-- Given task --
Every entry below should be printed exactly, without its images.

-- Records to use --
------------------------------------
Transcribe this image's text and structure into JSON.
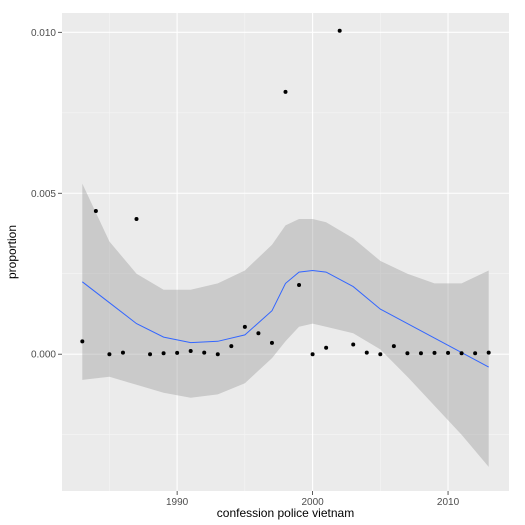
{
  "chart_data": {
    "type": "scatter",
    "title": "",
    "xlabel": "confession police vietnam",
    "ylabel": "proportion",
    "xlim": [
      1981.5,
      2014.5
    ],
    "ylim": [
      -0.00425,
      0.0106
    ],
    "x_ticks": [
      1990,
      2000,
      2010
    ],
    "x_tick_labels": [
      "1990",
      "2000",
      "2010"
    ],
    "y_ticks": [
      0.0,
      0.005,
      0.01
    ],
    "y_tick_labels": [
      "0.000",
      "0.005",
      "0.010"
    ],
    "grid": true,
    "legend": "none",
    "series": [
      {
        "kind": "points",
        "x": [
          1983,
          1984,
          1985,
          1986,
          1987,
          1988,
          1989,
          1990,
          1991,
          1992,
          1993,
          1994,
          1995,
          1996,
          1997,
          1998,
          1999,
          2000,
          2001,
          2002,
          2003,
          2004,
          2005,
          2006,
          2007,
          2008,
          2009,
          2010,
          2011,
          2012,
          2013
        ],
        "y": [
          0.0004,
          0.00445,
          0.0,
          5e-05,
          0.0042,
          0.0,
          3e-05,
          4e-05,
          0.0001,
          5e-05,
          0.0,
          0.00025,
          0.00085,
          0.00065,
          0.00035,
          0.00815,
          0.00215,
          0.0,
          0.0002,
          0.01005,
          0.0003,
          5e-05,
          0.0,
          0.00025,
          3e-05,
          3e-05,
          4e-05,
          4e-05,
          3e-05,
          3e-05,
          5e-05
        ]
      },
      {
        "kind": "smooth",
        "x": [
          1983,
          1985,
          1987,
          1989,
          1991,
          1993,
          1995,
          1997,
          1998,
          1999,
          2000,
          2001,
          2003,
          2005,
          2007,
          2009,
          2011,
          2013
        ],
        "y": [
          0.00225,
          0.0016,
          0.00095,
          0.00053,
          0.00036,
          0.0004,
          0.0006,
          0.00135,
          0.0022,
          0.00255,
          0.0026,
          0.00255,
          0.0021,
          0.0014,
          0.00095,
          0.0005,
          5e-05,
          -0.0004
        ],
        "lower": [
          -0.0008,
          -0.0007,
          -0.00095,
          -0.0012,
          -0.00135,
          -0.00125,
          -0.0009,
          -0.00012,
          0.0004,
          0.00085,
          0.00095,
          0.00085,
          0.00065,
          0.00015,
          -0.0007,
          -0.0016,
          -0.0025,
          -0.0035
        ],
        "upper": [
          0.0053,
          0.0035,
          0.0025,
          0.002,
          0.002,
          0.0022,
          0.0026,
          0.0034,
          0.004,
          0.0042,
          0.0042,
          0.0041,
          0.0036,
          0.0029,
          0.0025,
          0.0022,
          0.0022,
          0.0026
        ]
      }
    ],
    "colors": {
      "panel": "#ebebeb",
      "grid_major": "#ffffff",
      "grid_minor": "#f5f5f5",
      "points": "#000000",
      "line": "#3366ff",
      "ribbon": "#999999"
    }
  }
}
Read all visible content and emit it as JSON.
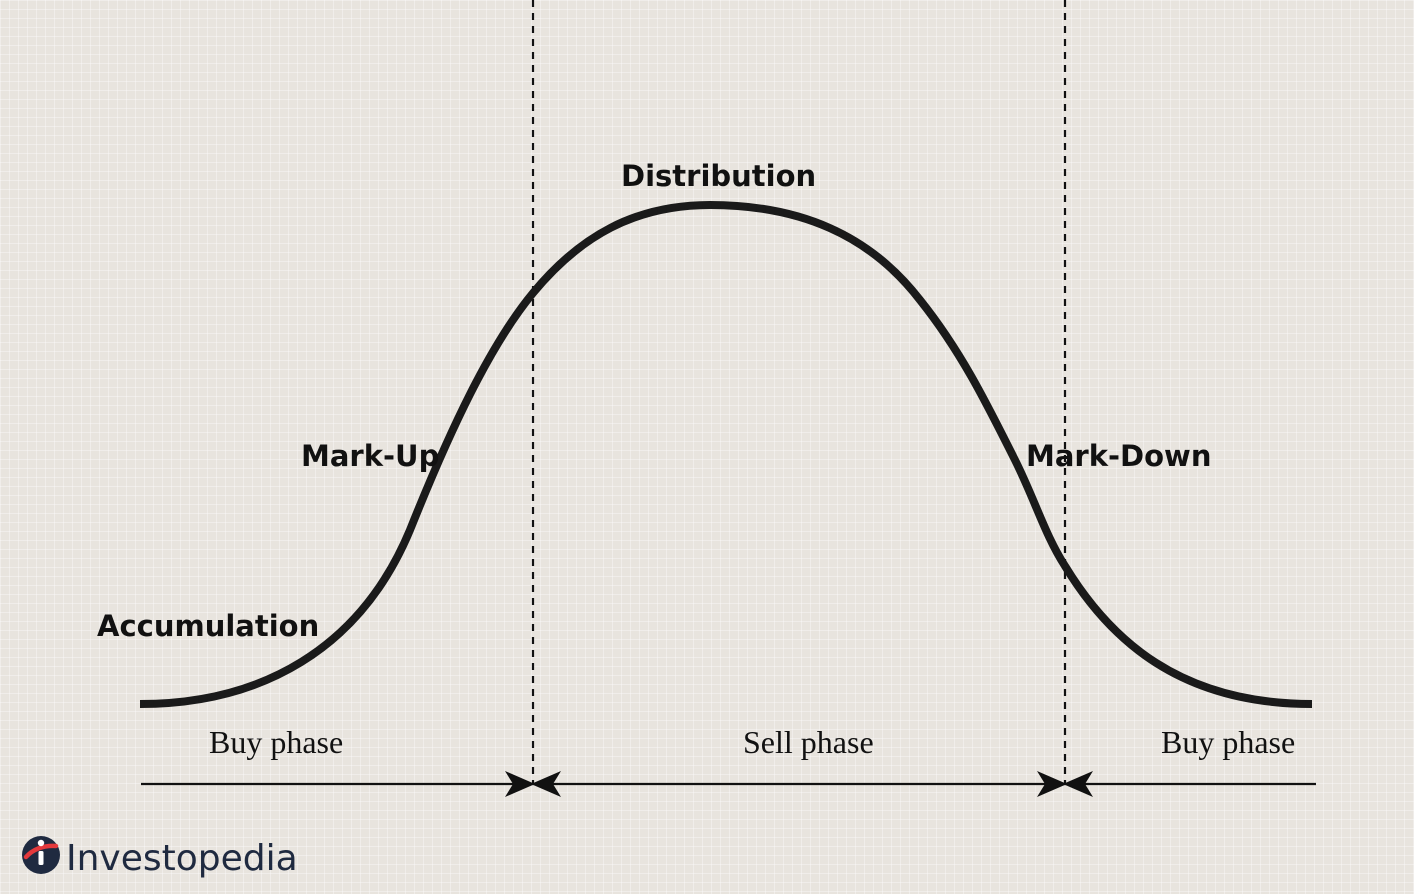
------------------------------------
-- Response --
Transcribe this image's text and structure into JSON.
{
  "chart_data": {
    "type": "scatter",
    "title": "",
    "xlabel": "confession police vietnam",
    "ylabel": "proportion",
    "xlim": [
      1981.5,
      2014.5
    ],
    "ylim": [
      -0.00425,
      0.0106
    ],
    "x_ticks": [
      1990,
      2000,
      2010
    ],
    "x_tick_labels": [
      "1990",
      "2000",
      "2010"
    ],
    "y_ticks": [
      0.0,
      0.005,
      0.01
    ],
    "y_tick_labels": [
      "0.000",
      "0.005",
      "0.010"
    ],
    "grid": true,
    "legend": "none",
    "series": [
      {
        "kind": "points",
        "x": [
          1983,
          1984,
          1985,
          1986,
          1987,
          1988,
          1989,
          1990,
          1991,
          1992,
          1993,
          1994,
          1995,
          1996,
          1997,
          1998,
          1999,
          2000,
          2001,
          2002,
          2003,
          2004,
          2005,
          2006,
          2007,
          2008,
          2009,
          2010,
          2011,
          2012,
          2013
        ],
        "y": [
          0.0004,
          0.00445,
          0.0,
          5e-05,
          0.0042,
          0.0,
          3e-05,
          4e-05,
          0.0001,
          5e-05,
          0.0,
          0.00025,
          0.00085,
          0.00065,
          0.00035,
          0.00815,
          0.00215,
          0.0,
          0.0002,
          0.01005,
          0.0003,
          5e-05,
          0.0,
          0.00025,
          3e-05,
          3e-05,
          4e-05,
          4e-05,
          3e-05,
          3e-05,
          5e-05
        ]
      },
      {
        "kind": "smooth",
        "x": [
          1983,
          1985,
          1987,
          1989,
          1991,
          1993,
          1995,
          1997,
          1998,
          1999,
          2000,
          2001,
          2003,
          2005,
          2007,
          2009,
          2011,
          2013
        ],
        "y": [
          0.00225,
          0.0016,
          0.00095,
          0.00053,
          0.00036,
          0.0004,
          0.0006,
          0.00135,
          0.0022,
          0.00255,
          0.0026,
          0.00255,
          0.0021,
          0.0014,
          0.00095,
          0.0005,
          5e-05,
          -0.0004
        ],
        "lower": [
          -0.0008,
          -0.0007,
          -0.00095,
          -0.0012,
          -0.00135,
          -0.00125,
          -0.0009,
          -0.00012,
          0.0004,
          0.00085,
          0.00095,
          0.00085,
          0.00065,
          0.00015,
          -0.0007,
          -0.0016,
          -0.0025,
          -0.0035
        ],
        "upper": [
          0.0053,
          0.0035,
          0.0025,
          0.002,
          0.002,
          0.0022,
          0.0026,
          0.0034,
          0.004,
          0.0042,
          0.0042,
          0.0041,
          0.0036,
          0.0029,
          0.0025,
          0.0022,
          0.0022,
          0.0026
        ]
      }
    ],
    "colors": {
      "panel": "#ebebeb",
      "grid_major": "#ffffff",
      "grid_minor": "#f5f5f5",
      "points": "#000000",
      "line": "#3366ff",
      "ribbon": "#999999"
    }
  }
}
Read all visible content and emit it as JSON.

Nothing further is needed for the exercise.